■ Task goal
Pull out each line of the listing below that contains the string "Enumerate". Treat uppercase and lowercase as different.

■ Information given
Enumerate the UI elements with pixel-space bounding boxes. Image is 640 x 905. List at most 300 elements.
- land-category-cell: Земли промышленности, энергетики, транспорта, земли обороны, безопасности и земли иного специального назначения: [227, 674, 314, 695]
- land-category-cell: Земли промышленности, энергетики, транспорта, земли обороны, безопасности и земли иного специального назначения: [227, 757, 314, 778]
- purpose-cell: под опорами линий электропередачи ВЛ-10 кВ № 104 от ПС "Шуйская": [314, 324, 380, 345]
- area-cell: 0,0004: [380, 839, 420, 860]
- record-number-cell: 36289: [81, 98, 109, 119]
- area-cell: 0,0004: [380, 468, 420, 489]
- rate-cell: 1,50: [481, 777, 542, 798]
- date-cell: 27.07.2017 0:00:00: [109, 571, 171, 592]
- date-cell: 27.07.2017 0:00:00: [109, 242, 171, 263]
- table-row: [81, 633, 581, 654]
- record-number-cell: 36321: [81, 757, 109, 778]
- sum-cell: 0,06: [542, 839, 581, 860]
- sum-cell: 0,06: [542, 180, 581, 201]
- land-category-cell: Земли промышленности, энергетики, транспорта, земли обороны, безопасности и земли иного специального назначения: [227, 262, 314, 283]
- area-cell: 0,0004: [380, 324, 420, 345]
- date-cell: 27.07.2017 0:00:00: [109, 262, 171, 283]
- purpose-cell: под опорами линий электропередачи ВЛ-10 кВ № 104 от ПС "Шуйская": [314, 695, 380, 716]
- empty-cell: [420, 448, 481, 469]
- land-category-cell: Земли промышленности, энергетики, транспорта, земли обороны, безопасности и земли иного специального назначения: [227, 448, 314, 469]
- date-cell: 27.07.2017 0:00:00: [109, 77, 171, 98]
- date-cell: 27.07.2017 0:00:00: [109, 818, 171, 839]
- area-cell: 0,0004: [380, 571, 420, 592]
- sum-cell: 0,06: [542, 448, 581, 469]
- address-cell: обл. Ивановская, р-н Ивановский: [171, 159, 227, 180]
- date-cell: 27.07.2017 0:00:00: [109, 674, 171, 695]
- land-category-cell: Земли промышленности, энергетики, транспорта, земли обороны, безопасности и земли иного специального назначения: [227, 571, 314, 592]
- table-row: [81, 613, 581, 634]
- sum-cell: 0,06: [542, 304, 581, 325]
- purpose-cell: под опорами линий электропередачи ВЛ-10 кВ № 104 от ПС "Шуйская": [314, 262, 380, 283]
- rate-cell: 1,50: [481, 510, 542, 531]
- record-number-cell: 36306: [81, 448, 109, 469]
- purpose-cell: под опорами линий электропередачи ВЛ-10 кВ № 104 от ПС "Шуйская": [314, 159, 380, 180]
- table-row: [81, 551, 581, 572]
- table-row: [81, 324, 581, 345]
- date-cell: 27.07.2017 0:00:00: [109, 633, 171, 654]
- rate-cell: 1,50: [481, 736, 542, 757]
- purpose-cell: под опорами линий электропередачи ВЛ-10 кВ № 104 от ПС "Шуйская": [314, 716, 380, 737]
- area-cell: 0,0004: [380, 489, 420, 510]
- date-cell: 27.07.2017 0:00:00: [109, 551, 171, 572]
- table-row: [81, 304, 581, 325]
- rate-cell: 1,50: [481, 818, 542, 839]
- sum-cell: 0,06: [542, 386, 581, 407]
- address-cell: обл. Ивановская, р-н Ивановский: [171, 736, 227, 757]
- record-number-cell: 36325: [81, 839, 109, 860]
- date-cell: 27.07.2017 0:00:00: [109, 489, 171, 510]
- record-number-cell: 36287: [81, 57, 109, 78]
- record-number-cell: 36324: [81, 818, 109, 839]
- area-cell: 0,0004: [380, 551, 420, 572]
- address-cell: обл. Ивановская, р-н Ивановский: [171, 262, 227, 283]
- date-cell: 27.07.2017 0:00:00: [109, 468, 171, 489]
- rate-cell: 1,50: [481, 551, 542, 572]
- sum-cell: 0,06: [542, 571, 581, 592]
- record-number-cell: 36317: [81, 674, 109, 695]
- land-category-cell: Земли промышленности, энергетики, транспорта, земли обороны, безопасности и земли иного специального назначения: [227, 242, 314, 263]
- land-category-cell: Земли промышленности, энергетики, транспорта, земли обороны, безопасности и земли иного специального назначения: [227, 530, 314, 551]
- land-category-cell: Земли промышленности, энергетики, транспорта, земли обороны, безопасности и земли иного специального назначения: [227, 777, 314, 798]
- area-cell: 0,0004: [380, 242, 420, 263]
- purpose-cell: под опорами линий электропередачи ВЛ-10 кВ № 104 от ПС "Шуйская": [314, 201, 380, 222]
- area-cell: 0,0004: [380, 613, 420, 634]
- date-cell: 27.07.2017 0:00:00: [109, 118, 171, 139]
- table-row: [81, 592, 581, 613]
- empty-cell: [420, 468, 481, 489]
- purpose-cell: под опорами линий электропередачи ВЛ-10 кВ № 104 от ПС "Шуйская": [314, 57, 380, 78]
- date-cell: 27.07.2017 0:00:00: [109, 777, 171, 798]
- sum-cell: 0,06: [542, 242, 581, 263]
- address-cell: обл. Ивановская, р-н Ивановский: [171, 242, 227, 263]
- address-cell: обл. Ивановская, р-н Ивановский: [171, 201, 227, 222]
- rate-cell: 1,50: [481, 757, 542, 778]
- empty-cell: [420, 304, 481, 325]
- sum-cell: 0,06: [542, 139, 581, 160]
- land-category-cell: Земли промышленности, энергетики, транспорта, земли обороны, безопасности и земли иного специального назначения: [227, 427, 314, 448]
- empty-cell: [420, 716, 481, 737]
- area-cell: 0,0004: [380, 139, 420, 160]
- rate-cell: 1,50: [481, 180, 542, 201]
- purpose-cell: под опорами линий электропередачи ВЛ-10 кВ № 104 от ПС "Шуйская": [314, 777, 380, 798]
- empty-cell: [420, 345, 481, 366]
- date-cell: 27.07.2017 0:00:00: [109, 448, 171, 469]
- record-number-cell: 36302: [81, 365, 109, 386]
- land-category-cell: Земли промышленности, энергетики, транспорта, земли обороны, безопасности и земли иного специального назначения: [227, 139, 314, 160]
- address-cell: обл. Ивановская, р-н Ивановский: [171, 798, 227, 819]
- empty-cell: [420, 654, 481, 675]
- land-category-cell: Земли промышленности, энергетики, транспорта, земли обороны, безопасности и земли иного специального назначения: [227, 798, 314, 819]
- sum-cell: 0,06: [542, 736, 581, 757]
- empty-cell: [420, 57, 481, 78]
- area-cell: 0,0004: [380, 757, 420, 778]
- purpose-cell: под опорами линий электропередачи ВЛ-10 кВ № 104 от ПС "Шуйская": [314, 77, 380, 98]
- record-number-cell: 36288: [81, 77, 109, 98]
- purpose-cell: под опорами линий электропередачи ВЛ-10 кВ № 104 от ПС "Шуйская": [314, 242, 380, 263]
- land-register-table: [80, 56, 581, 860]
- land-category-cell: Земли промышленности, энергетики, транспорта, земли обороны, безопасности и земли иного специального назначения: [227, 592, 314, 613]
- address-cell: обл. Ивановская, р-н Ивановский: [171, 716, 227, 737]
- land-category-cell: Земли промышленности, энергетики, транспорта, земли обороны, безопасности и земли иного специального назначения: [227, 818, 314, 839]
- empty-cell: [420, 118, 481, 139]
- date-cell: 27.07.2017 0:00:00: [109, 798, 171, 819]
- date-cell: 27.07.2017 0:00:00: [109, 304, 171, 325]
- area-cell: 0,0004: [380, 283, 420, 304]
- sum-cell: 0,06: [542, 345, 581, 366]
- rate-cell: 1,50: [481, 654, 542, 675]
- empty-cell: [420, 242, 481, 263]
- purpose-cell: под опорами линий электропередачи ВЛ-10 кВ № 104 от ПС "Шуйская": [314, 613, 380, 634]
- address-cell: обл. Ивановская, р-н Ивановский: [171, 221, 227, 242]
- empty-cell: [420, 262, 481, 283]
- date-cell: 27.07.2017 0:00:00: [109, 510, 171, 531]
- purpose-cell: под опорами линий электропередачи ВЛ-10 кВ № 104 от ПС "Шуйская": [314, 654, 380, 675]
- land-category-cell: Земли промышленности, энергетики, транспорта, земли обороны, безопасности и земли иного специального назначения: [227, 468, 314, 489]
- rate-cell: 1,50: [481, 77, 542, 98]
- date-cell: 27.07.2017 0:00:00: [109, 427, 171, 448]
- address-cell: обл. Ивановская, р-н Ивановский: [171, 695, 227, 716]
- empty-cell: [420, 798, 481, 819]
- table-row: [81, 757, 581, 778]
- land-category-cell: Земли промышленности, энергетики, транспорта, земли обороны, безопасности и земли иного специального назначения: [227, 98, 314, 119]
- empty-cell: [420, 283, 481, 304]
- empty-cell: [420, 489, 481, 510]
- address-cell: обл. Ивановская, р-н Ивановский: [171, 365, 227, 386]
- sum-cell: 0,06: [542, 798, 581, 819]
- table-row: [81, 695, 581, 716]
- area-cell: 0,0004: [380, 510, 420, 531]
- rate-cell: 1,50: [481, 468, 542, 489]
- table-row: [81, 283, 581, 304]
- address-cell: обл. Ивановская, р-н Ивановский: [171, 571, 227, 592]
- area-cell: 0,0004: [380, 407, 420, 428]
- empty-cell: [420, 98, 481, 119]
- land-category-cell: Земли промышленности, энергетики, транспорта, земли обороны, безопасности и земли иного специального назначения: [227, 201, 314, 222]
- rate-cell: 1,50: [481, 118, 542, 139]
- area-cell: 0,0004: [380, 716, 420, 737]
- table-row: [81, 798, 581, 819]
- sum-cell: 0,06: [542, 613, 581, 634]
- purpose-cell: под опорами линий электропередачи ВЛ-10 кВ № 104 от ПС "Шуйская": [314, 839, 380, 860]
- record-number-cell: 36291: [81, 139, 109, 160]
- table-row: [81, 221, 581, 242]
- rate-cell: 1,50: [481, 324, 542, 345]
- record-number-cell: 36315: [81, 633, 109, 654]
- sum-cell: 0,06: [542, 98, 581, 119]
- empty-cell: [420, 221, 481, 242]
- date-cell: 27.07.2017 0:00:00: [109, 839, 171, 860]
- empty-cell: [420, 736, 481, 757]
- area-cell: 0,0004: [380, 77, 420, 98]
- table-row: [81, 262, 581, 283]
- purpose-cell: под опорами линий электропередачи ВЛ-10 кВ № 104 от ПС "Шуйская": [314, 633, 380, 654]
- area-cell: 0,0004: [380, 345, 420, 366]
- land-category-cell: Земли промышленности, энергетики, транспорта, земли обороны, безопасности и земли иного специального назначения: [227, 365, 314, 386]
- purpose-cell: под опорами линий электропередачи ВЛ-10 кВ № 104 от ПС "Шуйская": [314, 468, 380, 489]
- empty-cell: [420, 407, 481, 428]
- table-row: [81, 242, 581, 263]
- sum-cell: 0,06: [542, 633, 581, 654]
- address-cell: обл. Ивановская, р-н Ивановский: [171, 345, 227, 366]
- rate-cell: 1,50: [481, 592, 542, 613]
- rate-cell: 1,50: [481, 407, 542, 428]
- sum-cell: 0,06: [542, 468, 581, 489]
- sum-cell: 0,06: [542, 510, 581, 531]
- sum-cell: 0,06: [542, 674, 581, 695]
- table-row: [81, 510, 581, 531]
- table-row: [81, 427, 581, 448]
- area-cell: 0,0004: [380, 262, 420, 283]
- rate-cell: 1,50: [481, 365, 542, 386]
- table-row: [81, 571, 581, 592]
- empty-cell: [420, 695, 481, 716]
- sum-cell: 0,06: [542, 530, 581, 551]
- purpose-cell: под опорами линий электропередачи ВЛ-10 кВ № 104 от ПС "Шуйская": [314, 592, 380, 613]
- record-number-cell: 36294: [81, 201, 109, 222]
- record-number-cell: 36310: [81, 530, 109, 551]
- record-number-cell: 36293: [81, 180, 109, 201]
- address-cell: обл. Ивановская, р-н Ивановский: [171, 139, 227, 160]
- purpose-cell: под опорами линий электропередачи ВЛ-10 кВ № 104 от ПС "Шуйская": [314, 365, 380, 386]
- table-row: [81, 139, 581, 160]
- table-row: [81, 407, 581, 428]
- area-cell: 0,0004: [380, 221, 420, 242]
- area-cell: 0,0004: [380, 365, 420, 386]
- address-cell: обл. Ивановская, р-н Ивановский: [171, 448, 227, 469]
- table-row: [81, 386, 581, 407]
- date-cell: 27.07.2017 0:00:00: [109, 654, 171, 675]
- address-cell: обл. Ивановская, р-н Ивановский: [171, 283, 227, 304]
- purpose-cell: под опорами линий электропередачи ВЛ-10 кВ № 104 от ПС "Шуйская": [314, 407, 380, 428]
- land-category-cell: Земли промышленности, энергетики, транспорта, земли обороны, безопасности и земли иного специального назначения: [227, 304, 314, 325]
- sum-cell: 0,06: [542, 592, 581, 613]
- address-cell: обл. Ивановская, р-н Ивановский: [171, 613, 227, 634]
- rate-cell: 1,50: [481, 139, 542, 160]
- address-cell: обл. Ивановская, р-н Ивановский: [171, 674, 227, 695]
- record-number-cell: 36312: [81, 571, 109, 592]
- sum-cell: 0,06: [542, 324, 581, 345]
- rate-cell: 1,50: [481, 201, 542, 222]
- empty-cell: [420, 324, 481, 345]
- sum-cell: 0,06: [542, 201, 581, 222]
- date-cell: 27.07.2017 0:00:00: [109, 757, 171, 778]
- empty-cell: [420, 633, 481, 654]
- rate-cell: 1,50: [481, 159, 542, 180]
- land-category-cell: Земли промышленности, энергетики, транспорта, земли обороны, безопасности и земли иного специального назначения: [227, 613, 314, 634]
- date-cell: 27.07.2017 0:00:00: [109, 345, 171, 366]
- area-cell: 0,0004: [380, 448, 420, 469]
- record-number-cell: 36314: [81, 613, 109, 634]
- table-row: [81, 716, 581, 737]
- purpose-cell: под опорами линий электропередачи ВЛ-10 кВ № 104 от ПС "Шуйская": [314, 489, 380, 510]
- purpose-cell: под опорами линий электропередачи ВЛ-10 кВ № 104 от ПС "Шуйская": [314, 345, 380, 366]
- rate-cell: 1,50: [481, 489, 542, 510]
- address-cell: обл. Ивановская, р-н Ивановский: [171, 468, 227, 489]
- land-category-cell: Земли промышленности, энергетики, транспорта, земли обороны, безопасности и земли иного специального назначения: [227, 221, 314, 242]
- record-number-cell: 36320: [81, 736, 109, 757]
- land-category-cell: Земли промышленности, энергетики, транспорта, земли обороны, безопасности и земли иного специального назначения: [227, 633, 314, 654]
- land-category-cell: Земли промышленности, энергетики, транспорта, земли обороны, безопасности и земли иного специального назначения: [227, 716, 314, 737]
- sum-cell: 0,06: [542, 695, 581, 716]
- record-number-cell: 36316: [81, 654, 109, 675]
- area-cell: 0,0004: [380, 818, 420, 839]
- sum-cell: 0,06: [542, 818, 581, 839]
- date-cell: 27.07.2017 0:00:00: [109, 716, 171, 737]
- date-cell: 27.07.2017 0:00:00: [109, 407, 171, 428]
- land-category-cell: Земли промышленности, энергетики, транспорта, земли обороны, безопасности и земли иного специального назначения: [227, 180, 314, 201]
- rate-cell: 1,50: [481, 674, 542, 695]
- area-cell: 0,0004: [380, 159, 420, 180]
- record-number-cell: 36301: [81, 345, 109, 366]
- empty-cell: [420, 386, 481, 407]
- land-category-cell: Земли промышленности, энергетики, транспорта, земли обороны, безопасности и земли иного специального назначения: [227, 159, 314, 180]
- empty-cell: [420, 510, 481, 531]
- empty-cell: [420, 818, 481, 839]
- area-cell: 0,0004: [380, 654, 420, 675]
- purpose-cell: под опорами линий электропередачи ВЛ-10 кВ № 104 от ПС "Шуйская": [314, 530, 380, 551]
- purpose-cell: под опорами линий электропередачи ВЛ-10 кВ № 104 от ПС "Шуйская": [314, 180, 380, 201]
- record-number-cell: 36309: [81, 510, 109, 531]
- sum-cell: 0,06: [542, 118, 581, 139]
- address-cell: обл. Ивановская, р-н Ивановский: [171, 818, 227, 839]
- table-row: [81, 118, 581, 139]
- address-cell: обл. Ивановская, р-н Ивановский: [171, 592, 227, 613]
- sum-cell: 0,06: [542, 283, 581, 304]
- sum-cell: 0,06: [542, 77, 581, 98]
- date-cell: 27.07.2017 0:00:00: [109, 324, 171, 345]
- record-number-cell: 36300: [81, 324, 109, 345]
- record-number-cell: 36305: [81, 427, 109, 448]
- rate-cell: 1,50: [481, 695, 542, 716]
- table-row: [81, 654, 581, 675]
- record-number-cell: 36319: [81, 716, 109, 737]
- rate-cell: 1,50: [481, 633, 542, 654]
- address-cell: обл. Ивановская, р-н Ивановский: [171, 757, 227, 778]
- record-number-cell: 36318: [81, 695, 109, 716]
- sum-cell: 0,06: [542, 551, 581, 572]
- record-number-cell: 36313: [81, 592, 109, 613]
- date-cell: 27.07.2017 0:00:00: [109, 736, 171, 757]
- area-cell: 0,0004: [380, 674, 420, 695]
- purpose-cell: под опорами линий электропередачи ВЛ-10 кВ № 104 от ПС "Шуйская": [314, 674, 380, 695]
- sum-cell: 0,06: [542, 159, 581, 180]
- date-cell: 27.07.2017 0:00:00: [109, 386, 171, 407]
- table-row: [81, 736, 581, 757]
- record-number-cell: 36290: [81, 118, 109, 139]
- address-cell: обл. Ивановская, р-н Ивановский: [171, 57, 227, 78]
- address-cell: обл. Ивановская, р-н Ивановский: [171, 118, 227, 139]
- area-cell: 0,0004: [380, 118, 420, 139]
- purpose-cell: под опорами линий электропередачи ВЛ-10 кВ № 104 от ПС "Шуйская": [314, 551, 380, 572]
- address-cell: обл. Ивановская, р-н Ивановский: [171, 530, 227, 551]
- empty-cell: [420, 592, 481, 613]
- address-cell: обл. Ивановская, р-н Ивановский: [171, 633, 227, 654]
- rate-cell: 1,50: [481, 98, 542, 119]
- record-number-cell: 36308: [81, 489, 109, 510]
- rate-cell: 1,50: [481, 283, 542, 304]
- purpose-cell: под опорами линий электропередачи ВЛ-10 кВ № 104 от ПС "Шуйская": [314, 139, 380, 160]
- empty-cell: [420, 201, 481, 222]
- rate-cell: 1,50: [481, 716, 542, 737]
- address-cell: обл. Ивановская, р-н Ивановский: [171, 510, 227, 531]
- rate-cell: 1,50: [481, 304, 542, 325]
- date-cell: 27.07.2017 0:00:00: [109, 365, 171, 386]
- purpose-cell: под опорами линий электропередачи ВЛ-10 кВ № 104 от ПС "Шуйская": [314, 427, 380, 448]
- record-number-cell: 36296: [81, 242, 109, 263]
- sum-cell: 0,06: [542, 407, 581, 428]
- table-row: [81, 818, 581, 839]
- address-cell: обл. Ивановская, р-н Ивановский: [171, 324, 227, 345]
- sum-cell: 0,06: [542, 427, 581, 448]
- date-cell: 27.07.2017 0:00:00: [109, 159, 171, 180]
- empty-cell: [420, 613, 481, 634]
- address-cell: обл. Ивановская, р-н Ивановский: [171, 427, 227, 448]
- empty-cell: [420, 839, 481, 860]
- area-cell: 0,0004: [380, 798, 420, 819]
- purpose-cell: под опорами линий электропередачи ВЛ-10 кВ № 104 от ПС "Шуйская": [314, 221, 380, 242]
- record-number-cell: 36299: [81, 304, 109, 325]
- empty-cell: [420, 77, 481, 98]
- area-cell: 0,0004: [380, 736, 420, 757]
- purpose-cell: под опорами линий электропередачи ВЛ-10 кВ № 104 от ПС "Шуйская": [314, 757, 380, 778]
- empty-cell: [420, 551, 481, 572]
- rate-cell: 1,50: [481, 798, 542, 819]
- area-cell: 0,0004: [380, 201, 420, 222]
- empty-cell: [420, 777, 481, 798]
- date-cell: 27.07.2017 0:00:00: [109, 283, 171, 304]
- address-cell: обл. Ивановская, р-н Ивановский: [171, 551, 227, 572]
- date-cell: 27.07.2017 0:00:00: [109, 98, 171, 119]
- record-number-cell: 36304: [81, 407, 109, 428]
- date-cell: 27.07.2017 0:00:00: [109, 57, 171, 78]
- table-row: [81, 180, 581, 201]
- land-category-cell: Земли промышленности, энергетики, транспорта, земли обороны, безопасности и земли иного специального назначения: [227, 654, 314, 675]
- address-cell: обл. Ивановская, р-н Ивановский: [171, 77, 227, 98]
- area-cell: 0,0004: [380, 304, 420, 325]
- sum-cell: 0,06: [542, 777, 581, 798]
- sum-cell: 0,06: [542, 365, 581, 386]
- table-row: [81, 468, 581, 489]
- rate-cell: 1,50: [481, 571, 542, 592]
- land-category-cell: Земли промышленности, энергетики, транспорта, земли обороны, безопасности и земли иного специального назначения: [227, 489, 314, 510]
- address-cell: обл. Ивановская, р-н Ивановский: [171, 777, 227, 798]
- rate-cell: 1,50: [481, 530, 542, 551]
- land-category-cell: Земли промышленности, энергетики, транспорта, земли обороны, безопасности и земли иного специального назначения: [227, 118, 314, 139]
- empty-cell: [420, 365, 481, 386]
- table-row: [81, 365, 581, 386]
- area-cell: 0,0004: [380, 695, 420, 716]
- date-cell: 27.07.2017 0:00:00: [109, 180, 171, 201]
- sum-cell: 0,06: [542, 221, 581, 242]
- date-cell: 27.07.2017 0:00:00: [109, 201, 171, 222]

■ Correct output
Enumerate the UI elements with pixel-space bounding boxes. Image is 640 x 905. List at most 300 elements.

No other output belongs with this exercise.